▶ [Data excerpts]
++++
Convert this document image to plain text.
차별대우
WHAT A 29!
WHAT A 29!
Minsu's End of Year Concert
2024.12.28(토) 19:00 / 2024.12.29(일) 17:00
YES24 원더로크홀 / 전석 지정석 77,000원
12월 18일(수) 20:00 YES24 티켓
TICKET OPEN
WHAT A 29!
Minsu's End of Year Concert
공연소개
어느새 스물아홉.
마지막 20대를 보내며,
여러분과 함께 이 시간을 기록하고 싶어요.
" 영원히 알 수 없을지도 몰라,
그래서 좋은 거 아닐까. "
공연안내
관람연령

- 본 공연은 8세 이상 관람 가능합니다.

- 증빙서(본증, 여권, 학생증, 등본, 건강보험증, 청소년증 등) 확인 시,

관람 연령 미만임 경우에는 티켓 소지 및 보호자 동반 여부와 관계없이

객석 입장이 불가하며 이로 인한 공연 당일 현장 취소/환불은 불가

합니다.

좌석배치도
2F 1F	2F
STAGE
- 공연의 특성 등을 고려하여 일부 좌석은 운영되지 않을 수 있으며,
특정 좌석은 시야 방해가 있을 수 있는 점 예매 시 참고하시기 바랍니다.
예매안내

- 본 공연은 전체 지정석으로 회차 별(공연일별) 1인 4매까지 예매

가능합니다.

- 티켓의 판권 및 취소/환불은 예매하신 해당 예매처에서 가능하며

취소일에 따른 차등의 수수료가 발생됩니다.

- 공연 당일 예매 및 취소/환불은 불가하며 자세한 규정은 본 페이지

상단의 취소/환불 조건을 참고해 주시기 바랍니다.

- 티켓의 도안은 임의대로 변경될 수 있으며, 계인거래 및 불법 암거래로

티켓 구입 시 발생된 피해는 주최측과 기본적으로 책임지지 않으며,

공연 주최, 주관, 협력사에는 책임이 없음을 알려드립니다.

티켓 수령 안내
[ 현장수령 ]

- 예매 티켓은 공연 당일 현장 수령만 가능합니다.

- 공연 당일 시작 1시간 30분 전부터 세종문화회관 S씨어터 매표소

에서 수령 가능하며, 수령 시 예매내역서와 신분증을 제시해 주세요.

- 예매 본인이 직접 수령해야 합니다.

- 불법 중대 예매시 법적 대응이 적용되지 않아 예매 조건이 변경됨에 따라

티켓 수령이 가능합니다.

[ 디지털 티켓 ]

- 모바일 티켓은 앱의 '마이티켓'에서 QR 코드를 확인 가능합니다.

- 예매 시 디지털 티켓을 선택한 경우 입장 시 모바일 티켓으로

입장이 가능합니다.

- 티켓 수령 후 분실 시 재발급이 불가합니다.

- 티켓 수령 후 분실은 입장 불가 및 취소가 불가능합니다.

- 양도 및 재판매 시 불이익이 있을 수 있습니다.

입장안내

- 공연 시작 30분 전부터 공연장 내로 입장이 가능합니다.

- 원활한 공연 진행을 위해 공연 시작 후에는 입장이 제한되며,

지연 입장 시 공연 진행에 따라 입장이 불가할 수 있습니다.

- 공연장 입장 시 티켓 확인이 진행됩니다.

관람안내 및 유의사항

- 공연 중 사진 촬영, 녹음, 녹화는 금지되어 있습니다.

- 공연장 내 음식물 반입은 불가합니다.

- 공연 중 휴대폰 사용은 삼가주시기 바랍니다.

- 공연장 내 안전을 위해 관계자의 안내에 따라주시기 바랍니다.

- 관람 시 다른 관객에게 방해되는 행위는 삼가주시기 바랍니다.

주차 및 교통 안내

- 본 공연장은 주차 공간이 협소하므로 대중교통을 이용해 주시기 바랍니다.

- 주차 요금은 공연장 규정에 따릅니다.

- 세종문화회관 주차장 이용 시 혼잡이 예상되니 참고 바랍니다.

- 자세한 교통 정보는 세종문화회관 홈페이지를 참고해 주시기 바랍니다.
++++
Write out every record verbatim.

▶ [Output of the exercise]
Convert this document image to plain text.
차별대우
WHAT A 29!
WHAT A 29!
Minsu's End of Year Concert
2024.12.28(토) 19:00 / 2024.12.29(일) 17:00
YES24 원더로크홀 / 전석 지정석 77,000원
12월 18일(수) 20:00 YES24 티켓
TICKET OPEN
WHAT A 29!
Minsu's End of Year Concert
공연소개
어느새 스물아홉.
마지막 20대를 보내며,
여러분과 함께 이 시간을 기록하고 싶어요.
" 영원히 알 수 없을지도 몰라,
그래서 좋은 거 아닐까. "
공연안내
관람연령

- 본 공연은 8세 이상 관람 가능합니다.

- 증빙서(본증, 여권, 학생증, 등본, 건강보험증, 청소년증 등) 확인 시,

관람 연령 미만임 경우에는 티켓 소지 및 보호자 동반 여부와 관계없이

객석 입장이 불가하며 이로 인한 공연 당일 현장 취소/환불은 불가

합니다.

좌석배치도
2F 1F	2F
STAGE
- 공연의 특성 등을 고려하여 일부 좌석은 운영되지 않을 수 있으며,
특정 좌석은 시야 방해가 있을 수 있는 점 예매 시 참고하시기 바랍니다.
예매안내

- 본 공연은 전체 지정석으로 회차 별(공연일별) 1인 4매까지 예매

가능합니다.

- 티켓의 판권 및 취소/환불은 예매하신 해당 예매처에서 가능하며

취소일에 따른 차등의 수수료가 발생됩니다.

- 공연 당일 예매 및 취소/환불은 불가하며 자세한 규정은 본 페이지

상단의 취소/환불 조건을 참고해 주시기 바랍니다.

- 티켓의 도안은 임의대로 변경될 수 있으며, 계인거래 및 불법 암거래로

티켓 구입 시 발생된 피해는 주최측과 기본적으로 책임지지 않으며,

공연 주최, 주관, 협력사에는 책임이 없음을 알려드립니다.

티켓 수령 안내
[ 현장수령 ]

- 예매 티켓은 공연 당일 현장 수령만 가능합니다.

- 공연 당일 시작 1시간 30분 전부터 세종문화회관 S씨어터 매표소

에서 수령 가능하며, 수령 시 예매내역서와 신분증을 제시해 주세요.

- 예매 본인이 직접 수령해야 합니다.

- 불법 중대 예매시 법적 대응이 적용되지 않아 예매 조건이 변경됨에 따라

티켓 수령이 가능합니다.

[ 디지털 티켓 ]

- 모바일 티켓은 앱의 '마이티켓'에서 QR 코드를 확인 가능합니다.

- 예매 시 디지털 티켓을 선택한 경우 입장 시 모바일 티켓으로

입장이 가능합니다.

- 티켓 수령 후 분실 시 재발급이 불가합니다.

- 티켓 수령 후 분실은 입장 불가 및 취소가 불가능합니다.

- 양도 및 재판매 시 불이익이 있을 수 있습니다.

입장안내

- 공연 시작 30분 전부터 공연장 내로 입장이 가능합니다.

- 원활한 공연 진행을 위해 공연 시작 후에는 입장이 제한되며,

지연 입장 시 공연 진행에 따라 입장이 불가할 수 있습니다.

- 공연장 입장 시 티켓 확인이 진행됩니다.

관람안내 및 유의사항

- 공연 중 사진 촬영, 녹음, 녹화는 금지되어 있습니다.

- 공연장 내 음식물 반입은 불가합니다.

- 공연 중 휴대폰 사용은 삼가주시기 바랍니다.

- 공연장 내 안전을 위해 관계자의 안내에 따라주시기 바랍니다.

- 관람 시 다른 관객에게 방해되는 행위는 삼가주시기 바랍니다.

주차 및 교통 안내

- 본 공연장은 주차 공간이 협소하므로 대중교통을 이용해 주시기 바랍니다.

- 주차 요금은 공연장 규정에 따릅니다.

- 세종문화회관 주차장 이용 시 혼잡이 예상되니 참고 바랍니다.

- 자세한 교통 정보는 세종문화회관 홈페이지를 참고해 주시기 바랍니다.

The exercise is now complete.